## THE TASK
Look through the data below. Collect every line where the word "电荷守恒定律" occurs.

>> BEGIN TASK INPUT

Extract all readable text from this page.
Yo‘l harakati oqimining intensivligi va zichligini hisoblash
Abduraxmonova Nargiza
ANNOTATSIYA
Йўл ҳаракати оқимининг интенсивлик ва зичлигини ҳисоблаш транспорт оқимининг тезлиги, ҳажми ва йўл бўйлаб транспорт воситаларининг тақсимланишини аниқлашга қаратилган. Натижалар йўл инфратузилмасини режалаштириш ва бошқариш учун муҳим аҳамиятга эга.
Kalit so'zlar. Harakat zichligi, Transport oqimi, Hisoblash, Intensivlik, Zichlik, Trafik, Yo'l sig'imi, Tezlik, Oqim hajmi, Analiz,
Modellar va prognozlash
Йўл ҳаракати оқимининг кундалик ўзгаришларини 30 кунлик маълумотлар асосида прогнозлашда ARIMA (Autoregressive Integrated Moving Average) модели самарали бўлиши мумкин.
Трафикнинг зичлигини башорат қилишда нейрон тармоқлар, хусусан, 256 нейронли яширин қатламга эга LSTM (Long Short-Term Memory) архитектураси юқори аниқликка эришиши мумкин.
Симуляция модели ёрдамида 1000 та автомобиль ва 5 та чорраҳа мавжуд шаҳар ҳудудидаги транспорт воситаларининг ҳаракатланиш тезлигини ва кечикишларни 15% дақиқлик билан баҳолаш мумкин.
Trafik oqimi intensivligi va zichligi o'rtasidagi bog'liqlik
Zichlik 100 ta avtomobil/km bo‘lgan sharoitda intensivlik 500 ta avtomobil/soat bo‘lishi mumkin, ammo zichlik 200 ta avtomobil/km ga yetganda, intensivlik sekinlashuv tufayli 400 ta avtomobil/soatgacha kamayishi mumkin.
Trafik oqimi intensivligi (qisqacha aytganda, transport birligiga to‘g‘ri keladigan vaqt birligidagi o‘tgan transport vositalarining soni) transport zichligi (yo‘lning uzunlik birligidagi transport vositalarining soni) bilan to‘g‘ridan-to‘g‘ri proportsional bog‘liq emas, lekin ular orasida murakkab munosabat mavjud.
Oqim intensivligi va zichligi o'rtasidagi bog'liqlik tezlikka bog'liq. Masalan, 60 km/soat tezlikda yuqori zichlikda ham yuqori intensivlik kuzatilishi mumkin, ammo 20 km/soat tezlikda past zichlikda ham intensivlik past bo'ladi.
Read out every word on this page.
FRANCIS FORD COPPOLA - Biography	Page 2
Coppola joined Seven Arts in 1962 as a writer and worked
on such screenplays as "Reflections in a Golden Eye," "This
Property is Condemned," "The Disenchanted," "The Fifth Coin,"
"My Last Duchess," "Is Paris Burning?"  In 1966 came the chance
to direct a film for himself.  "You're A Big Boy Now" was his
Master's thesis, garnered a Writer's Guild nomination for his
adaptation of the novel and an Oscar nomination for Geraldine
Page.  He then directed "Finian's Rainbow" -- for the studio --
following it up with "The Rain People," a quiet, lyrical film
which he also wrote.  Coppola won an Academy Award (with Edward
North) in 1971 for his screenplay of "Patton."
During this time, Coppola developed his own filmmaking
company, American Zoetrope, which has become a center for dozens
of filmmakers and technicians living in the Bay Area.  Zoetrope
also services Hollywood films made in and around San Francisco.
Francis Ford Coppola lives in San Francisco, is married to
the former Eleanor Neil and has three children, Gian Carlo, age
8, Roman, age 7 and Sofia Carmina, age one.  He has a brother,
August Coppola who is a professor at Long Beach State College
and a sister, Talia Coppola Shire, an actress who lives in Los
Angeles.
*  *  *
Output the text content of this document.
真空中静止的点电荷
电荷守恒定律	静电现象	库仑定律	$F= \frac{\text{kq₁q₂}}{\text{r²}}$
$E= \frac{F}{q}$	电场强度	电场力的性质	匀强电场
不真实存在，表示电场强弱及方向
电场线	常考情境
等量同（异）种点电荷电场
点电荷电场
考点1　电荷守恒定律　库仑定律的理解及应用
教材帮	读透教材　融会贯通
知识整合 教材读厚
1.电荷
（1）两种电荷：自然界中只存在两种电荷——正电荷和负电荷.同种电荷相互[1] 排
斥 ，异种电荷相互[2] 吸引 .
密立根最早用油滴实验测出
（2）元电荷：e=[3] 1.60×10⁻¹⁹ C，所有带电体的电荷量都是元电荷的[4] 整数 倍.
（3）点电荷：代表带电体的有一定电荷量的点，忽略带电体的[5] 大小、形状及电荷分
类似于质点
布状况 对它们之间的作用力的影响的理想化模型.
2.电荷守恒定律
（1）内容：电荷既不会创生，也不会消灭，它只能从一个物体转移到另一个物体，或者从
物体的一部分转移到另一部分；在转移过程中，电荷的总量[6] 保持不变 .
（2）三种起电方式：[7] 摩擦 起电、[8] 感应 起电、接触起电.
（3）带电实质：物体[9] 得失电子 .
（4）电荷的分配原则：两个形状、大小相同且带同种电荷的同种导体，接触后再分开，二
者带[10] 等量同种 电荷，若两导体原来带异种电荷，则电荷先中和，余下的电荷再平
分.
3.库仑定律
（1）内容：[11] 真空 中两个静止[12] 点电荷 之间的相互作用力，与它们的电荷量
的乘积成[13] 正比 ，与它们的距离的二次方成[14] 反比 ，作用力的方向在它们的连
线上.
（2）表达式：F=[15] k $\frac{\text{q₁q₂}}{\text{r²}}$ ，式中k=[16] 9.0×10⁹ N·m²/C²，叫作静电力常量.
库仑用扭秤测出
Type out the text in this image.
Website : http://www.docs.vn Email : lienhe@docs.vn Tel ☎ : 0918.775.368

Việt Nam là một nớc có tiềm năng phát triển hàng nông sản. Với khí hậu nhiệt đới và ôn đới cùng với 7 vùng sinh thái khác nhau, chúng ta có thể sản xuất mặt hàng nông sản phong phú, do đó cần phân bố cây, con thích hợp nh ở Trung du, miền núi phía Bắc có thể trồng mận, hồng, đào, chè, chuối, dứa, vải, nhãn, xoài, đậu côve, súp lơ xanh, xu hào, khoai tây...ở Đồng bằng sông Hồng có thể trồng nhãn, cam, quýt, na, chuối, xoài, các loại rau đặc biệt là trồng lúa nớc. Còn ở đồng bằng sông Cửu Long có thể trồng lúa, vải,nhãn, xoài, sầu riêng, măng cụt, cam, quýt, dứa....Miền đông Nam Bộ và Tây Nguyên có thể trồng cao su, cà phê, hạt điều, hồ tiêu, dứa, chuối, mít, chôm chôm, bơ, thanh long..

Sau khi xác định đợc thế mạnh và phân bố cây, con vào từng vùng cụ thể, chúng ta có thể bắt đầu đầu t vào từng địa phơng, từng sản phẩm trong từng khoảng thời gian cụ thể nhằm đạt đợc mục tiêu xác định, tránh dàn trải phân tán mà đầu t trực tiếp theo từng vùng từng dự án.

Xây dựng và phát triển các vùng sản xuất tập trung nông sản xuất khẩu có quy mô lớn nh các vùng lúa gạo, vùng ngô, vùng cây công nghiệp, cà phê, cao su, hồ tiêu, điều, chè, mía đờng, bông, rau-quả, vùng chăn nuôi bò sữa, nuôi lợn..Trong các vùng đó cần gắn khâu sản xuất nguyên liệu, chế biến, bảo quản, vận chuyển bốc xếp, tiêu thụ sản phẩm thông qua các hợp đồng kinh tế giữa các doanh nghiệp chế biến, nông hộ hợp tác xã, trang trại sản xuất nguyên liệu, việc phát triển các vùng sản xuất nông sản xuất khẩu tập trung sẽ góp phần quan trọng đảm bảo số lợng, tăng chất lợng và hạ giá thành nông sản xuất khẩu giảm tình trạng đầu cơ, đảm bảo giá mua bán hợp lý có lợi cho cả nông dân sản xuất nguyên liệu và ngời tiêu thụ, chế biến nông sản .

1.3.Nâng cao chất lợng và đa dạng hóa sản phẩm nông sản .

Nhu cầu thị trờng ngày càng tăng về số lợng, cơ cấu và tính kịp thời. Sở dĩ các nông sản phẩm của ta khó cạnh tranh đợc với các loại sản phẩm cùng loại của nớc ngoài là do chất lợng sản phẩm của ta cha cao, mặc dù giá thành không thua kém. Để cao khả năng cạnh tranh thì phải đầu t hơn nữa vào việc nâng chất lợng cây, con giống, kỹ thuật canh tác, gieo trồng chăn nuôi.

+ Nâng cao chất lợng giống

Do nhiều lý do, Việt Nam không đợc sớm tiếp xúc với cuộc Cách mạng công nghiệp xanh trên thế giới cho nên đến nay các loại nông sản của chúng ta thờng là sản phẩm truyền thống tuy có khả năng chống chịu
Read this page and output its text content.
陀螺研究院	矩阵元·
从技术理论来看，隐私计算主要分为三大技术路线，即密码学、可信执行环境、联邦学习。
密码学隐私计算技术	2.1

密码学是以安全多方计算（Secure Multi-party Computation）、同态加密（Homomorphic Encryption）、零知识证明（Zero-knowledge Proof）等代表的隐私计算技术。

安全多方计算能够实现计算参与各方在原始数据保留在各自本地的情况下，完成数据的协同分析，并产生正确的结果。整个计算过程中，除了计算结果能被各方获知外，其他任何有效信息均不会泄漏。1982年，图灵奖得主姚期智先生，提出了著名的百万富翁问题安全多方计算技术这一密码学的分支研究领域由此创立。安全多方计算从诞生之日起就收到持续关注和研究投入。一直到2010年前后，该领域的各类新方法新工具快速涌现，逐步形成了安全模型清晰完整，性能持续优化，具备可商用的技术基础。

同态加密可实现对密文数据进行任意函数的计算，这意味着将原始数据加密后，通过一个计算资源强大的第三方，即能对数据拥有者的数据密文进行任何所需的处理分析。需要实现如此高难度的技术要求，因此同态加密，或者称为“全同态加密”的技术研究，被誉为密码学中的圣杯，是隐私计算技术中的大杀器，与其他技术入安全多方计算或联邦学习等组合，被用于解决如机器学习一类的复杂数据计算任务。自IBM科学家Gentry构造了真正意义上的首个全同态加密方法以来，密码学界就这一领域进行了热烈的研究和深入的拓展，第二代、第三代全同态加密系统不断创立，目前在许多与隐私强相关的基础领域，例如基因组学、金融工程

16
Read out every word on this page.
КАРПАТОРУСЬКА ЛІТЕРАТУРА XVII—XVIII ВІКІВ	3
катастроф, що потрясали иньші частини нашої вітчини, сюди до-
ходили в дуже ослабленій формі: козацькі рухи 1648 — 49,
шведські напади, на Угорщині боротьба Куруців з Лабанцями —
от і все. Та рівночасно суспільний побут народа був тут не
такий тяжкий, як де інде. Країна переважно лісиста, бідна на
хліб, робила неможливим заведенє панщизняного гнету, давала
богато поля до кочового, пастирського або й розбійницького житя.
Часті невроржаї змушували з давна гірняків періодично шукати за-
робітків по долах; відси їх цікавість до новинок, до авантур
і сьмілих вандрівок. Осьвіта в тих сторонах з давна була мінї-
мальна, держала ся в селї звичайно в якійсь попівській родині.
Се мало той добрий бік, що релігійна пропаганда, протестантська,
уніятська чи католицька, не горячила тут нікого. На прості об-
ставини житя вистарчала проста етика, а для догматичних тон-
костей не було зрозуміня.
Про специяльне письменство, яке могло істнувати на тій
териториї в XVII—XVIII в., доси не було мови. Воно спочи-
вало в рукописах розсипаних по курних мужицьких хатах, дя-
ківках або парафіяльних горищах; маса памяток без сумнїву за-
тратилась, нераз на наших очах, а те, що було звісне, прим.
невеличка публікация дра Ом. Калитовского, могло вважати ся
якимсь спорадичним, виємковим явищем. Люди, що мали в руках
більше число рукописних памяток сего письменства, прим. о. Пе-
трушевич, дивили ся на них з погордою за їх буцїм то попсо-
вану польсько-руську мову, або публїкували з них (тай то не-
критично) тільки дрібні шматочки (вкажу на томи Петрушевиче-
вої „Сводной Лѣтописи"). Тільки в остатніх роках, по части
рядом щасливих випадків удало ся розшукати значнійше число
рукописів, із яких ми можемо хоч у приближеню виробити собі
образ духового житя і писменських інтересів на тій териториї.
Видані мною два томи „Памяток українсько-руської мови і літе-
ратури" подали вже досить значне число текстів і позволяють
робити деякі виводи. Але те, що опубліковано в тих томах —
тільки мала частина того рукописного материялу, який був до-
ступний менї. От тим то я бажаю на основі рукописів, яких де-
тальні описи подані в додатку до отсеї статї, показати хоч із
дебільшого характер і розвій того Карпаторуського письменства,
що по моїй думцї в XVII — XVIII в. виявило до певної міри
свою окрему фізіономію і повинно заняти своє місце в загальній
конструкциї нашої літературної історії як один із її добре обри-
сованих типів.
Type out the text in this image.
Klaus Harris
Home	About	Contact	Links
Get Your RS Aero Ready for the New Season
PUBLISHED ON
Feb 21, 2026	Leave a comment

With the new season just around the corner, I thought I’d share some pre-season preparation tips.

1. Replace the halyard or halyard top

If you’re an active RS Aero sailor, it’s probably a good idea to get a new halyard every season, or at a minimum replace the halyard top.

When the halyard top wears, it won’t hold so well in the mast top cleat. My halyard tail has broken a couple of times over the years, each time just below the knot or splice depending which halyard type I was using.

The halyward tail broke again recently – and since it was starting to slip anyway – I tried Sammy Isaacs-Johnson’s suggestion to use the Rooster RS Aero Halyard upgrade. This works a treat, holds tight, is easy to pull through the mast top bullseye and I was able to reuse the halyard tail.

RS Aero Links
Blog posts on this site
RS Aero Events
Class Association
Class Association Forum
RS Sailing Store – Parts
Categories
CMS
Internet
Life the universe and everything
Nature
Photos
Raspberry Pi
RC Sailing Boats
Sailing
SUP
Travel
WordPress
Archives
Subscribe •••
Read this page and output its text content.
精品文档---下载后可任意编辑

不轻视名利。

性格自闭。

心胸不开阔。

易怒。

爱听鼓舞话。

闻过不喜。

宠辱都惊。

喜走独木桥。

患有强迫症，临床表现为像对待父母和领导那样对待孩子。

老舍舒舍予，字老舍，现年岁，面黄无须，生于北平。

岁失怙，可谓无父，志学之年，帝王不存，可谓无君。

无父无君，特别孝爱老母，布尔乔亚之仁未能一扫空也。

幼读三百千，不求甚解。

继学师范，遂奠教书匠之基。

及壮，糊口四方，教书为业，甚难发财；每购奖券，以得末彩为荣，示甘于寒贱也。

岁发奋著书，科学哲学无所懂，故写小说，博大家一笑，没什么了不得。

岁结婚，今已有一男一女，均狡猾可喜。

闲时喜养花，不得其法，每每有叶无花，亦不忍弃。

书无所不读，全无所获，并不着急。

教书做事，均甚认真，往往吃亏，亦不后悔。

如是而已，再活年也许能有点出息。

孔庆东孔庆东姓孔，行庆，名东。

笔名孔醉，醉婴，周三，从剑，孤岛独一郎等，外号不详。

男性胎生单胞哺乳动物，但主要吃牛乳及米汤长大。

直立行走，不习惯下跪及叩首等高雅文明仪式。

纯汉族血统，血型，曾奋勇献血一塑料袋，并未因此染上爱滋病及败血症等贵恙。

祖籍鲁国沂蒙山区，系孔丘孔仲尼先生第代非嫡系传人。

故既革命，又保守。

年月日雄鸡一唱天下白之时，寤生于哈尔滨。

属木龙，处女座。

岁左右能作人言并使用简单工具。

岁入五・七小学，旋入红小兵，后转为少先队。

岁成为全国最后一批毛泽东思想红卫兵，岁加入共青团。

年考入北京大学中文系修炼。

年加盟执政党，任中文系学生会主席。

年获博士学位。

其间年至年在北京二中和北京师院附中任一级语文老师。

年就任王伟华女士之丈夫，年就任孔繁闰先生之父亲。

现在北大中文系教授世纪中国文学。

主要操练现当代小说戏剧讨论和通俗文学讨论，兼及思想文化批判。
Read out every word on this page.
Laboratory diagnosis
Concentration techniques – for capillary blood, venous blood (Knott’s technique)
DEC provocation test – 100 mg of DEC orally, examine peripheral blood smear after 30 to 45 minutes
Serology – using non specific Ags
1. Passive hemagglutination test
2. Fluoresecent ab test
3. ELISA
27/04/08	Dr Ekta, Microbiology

>> END TASK INPUT

## SOLUTION FOR THIS EXERCISE
电荷守恒定律	静电现象	库仑定律	$F= \frac{\text{kq₁q₂}}{\text{r²}}$
考点1　电荷守恒定律　库仑定律的理解及应用
2.电荷守恒定律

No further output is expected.